Reproduce the listing below word for word, with no pictures.

▼

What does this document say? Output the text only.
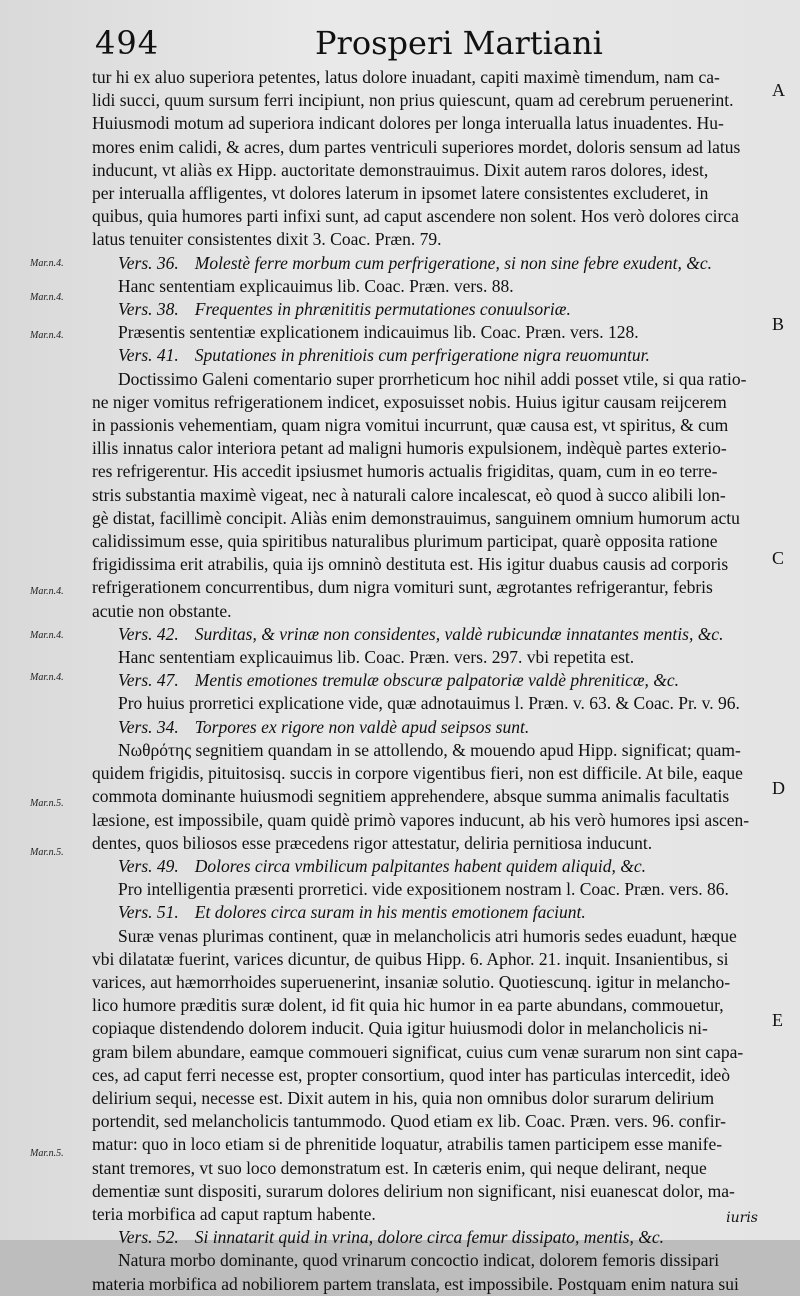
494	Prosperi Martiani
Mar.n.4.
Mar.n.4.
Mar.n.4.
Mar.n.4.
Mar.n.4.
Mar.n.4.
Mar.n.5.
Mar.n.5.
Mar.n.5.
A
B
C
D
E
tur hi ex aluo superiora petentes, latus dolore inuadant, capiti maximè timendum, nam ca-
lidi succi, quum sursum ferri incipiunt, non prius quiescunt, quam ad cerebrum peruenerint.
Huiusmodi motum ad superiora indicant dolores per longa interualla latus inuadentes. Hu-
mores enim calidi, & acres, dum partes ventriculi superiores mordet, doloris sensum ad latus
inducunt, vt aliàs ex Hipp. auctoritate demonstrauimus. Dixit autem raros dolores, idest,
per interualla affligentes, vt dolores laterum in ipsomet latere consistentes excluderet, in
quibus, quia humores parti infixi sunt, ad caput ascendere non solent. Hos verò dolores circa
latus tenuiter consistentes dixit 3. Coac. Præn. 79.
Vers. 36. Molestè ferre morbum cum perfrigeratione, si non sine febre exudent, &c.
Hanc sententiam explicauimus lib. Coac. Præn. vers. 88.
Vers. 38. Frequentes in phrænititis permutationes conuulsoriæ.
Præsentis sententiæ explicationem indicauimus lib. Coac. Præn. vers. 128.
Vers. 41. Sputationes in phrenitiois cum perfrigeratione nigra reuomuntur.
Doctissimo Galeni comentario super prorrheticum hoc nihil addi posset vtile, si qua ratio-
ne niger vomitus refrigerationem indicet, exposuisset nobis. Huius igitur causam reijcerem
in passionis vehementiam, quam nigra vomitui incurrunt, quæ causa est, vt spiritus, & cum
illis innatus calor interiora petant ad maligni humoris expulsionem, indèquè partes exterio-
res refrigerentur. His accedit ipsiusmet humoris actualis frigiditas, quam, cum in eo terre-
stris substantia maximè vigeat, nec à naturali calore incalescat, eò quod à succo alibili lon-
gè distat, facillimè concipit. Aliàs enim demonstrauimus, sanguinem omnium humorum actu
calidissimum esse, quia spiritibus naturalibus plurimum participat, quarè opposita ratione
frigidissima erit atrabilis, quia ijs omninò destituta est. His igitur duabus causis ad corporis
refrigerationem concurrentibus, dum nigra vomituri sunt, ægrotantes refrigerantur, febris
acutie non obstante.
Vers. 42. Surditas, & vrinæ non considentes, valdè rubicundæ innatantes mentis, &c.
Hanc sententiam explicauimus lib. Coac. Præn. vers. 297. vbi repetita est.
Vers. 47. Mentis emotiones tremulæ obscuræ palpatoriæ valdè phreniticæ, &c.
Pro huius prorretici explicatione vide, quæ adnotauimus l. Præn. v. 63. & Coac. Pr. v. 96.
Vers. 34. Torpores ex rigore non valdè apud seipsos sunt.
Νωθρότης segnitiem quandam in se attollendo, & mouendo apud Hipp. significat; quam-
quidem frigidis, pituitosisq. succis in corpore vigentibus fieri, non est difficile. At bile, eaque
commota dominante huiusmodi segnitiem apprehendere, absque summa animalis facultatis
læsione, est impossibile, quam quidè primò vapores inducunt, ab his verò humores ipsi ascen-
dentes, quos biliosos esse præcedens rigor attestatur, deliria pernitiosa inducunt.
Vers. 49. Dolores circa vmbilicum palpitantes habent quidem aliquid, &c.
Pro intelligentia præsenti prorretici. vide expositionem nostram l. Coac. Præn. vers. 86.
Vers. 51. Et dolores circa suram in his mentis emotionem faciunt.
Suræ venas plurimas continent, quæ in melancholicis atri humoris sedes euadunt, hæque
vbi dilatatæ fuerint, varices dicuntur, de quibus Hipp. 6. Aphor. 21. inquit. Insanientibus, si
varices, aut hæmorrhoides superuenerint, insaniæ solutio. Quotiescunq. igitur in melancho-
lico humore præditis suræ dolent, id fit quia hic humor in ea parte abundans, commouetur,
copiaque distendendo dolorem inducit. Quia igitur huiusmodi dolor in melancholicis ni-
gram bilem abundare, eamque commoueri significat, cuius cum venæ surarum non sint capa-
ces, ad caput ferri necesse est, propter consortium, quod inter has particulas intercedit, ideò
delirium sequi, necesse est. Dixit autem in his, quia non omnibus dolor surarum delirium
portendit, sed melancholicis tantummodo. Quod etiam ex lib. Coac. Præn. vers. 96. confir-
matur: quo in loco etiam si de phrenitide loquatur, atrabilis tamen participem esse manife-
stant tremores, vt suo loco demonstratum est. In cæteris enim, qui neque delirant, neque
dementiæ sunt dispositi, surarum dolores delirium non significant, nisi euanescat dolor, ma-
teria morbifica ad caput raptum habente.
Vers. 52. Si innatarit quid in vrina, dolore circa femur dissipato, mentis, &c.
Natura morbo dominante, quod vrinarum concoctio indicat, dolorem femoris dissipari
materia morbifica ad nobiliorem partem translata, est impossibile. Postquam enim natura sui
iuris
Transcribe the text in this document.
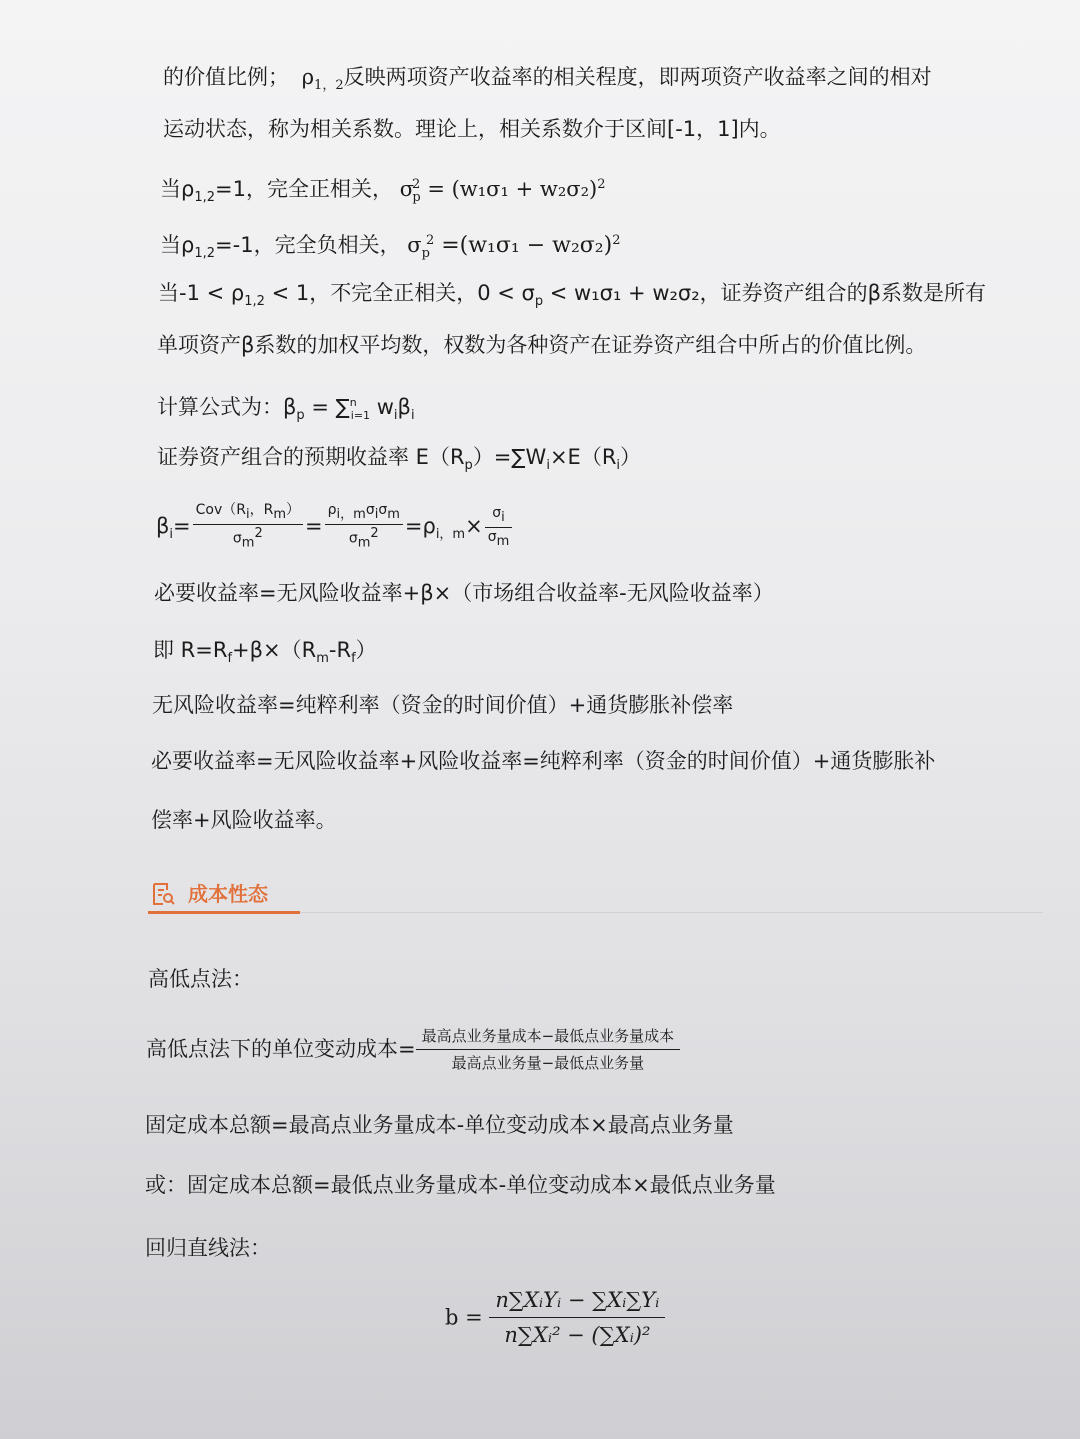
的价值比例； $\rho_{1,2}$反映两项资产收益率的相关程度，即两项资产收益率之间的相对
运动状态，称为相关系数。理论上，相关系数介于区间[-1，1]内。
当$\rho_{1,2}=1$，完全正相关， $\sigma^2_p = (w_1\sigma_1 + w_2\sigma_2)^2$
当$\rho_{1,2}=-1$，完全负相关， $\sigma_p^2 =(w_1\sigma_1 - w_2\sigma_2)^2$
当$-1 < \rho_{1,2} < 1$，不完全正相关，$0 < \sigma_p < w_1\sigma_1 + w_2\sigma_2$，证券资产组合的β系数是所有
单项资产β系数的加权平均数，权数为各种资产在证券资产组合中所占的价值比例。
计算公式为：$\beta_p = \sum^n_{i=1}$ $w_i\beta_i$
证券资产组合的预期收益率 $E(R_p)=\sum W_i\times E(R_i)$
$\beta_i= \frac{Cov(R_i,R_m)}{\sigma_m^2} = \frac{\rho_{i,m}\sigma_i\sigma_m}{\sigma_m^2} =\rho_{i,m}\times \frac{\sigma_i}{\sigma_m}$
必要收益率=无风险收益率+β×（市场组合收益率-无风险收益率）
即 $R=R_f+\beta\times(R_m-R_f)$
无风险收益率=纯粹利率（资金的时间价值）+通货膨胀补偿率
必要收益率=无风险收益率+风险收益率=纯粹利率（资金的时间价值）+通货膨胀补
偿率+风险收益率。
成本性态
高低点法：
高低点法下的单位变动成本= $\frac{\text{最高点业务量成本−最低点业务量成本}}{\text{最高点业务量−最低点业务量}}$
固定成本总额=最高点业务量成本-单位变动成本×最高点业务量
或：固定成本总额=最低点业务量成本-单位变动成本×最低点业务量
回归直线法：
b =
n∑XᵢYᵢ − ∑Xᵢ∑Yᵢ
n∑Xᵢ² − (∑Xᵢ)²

▲

__Response to this task__:
What does this document say? Output the text only.
494	Prosperi Martiani
Mar.n.4.
Mar.n.4.
Mar.n.4.
Mar.n.4.
Mar.n.4.
Mar.n.4.
Mar.n.5.
Mar.n.5.
Mar.n.5.
A
B
C
D
E
tur hi ex aluo superiora petentes, latus dolore inuadant, capiti maximè timendum, nam ca-
lidi succi, quum sursum ferri incipiunt, non prius quiescunt, quam ad cerebrum peruenerint.
Huiusmodi motum ad superiora indicant dolores per longa interualla latus inuadentes. Hu-
mores enim calidi, & acres, dum partes ventriculi superiores mordet, doloris sensum ad latus
inducunt, vt aliàs ex Hipp. auctoritate demonstrauimus. Dixit autem raros dolores, idest,
per interualla affligentes, vt dolores laterum in ipsomet latere consistentes excluderet, in
quibus, quia humores parti infixi sunt, ad caput ascendere non solent. Hos verò dolores circa
latus tenuiter consistentes dixit 3. Coac. Præn. 79.
Vers. 36. Molestè ferre morbum cum perfrigeratione, si non sine febre exudent, &c.
Hanc sententiam explicauimus lib. Coac. Præn. vers. 88.
Vers. 38. Frequentes in phrænititis permutationes conuulsoriæ.
Præsentis sententiæ explicationem indicauimus lib. Coac. Præn. vers. 128.
Vers. 41. Sputationes in phrenitiois cum perfrigeratione nigra reuomuntur.
Doctissimo Galeni comentario super prorrheticum hoc nihil addi posset vtile, si qua ratio-
ne niger vomitus refrigerationem indicet, exposuisset nobis. Huius igitur causam reijcerem
in passionis vehementiam, quam nigra vomitui incurrunt, quæ causa est, vt spiritus, & cum
illis innatus calor interiora petant ad maligni humoris expulsionem, indèquè partes exterio-
res refrigerentur. His accedit ipsiusmet humoris actualis frigiditas, quam, cum in eo terre-
stris substantia maximè vigeat, nec à naturali calore incalescat, eò quod à succo alibili lon-
gè distat, facillimè concipit. Aliàs enim demonstrauimus, sanguinem omnium humorum actu
calidissimum esse, quia spiritibus naturalibus plurimum participat, quarè opposita ratione
frigidissima erit atrabilis, quia ijs omninò destituta est. His igitur duabus causis ad corporis
refrigerationem concurrentibus, dum nigra vomituri sunt, ægrotantes refrigerantur, febris
acutie non obstante.
Vers. 42. Surditas, & vrinæ non considentes, valdè rubicundæ innatantes mentis, &c.
Hanc sententiam explicauimus lib. Coac. Præn. vers. 297. vbi repetita est.
Vers. 47. Mentis emotiones tremulæ obscuræ palpatoriæ valdè phreniticæ, &c.
Pro huius prorretici explicatione vide, quæ adnotauimus l. Præn. v. 63. & Coac. Pr. v. 96.
Vers. 34. Torpores ex rigore non valdè apud seipsos sunt.
Νωθρότης segnitiem quandam in se attollendo, & mouendo apud Hipp. significat; quam-
quidem frigidis, pituitosisq. succis in corpore vigentibus fieri, non est difficile. At bile, eaque
commota dominante huiusmodi segnitiem apprehendere, absque summa animalis facultatis
læsione, est impossibile, quam quidè primò vapores inducunt, ab his verò humores ipsi ascen-
dentes, quos biliosos esse præcedens rigor attestatur, deliria pernitiosa inducunt.
Vers. 49. Dolores circa vmbilicum palpitantes habent quidem aliquid, &c.
Pro intelligentia præsenti prorretici. vide expositionem nostram l. Coac. Præn. vers. 86.
Vers. 51. Et dolores circa suram in his mentis emotionem faciunt.
Suræ venas plurimas continent, quæ in melancholicis atri humoris sedes euadunt, hæque
vbi dilatatæ fuerint, varices dicuntur, de quibus Hipp. 6. Aphor. 21. inquit. Insanientibus, si
varices, aut hæmorrhoides superuenerint, insaniæ solutio. Quotiescunq. igitur in melancho-
lico humore præditis suræ dolent, id fit quia hic humor in ea parte abundans, commouetur,
copiaque distendendo dolorem inducit. Quia igitur huiusmodi dolor in melancholicis ni-
gram bilem abundare, eamque commoueri significat, cuius cum venæ surarum non sint capa-
ces, ad caput ferri necesse est, propter consortium, quod inter has particulas intercedit, ideò
delirium sequi, necesse est. Dixit autem in his, quia non omnibus dolor surarum delirium
portendit, sed melancholicis tantummodo. Quod etiam ex lib. Coac. Præn. vers. 96. confir-
matur: quo in loco etiam si de phrenitide loquatur, atrabilis tamen participem esse manife-
stant tremores, vt suo loco demonstratum est. In cæteris enim, qui neque delirant, neque
dementiæ sunt dispositi, surarum dolores delirium non significant, nisi euanescat dolor, ma-
teria morbifica ad caput raptum habente.
Vers. 52. Si innatarit quid in vrina, dolore circa femur dissipato, mentis, &c.
Natura morbo dominante, quod vrinarum concoctio indicat, dolorem femoris dissipari
materia morbifica ad nobiliorem partem translata, est impossibile. Postquam enim natura sui
iuris
Transcribe the text in this document.
的价值比例； $\rho_{1,2}$反映两项资产收益率的相关程度，即两项资产收益率之间的相对
运动状态，称为相关系数。理论上，相关系数介于区间[-1，1]内。
当$\rho_{1,2}=1$，完全正相关， $\sigma^2_p = (w_1\sigma_1 + w_2\sigma_2)^2$
当$\rho_{1,2}=-1$，完全负相关， $\sigma_p^2 =(w_1\sigma_1 - w_2\sigma_2)^2$
当$-1 < \rho_{1,2} < 1$，不完全正相关，$0 < \sigma_p < w_1\sigma_1 + w_2\sigma_2$，证券资产组合的β系数是所有
单项资产β系数的加权平均数，权数为各种资产在证券资产组合中所占的价值比例。
计算公式为：$\beta_p = \sum^n_{i=1}$ $w_i\beta_i$
证券资产组合的预期收益率 $E(R_p)=\sum W_i\times E(R_i)$
$\beta_i= \frac{Cov(R_i,R_m)}{\sigma_m^2} = \frac{\rho_{i,m}\sigma_i\sigma_m}{\sigma_m^2} =\rho_{i,m}\times \frac{\sigma_i}{\sigma_m}$
必要收益率=无风险收益率+β×（市场组合收益率-无风险收益率）
即 $R=R_f+\beta\times(R_m-R_f)$
无风险收益率=纯粹利率（资金的时间价值）+通货膨胀补偿率
必要收益率=无风险收益率+风险收益率=纯粹利率（资金的时间价值）+通货膨胀补
偿率+风险收益率。
成本性态
高低点法：
高低点法下的单位变动成本= $\frac{\text{最高点业务量成本−最低点业务量成本}}{\text{最高点业务量−最低点业务量}}$
固定成本总额=最高点业务量成本-单位变动成本×最高点业务量
或：固定成本总额=最低点业务量成本-单位变动成本×最低点业务量
回归直线法：
b =
n∑XᵢYᵢ − ∑Xᵢ∑Yᵢ
n∑Xᵢ² − (∑Xᵢ)²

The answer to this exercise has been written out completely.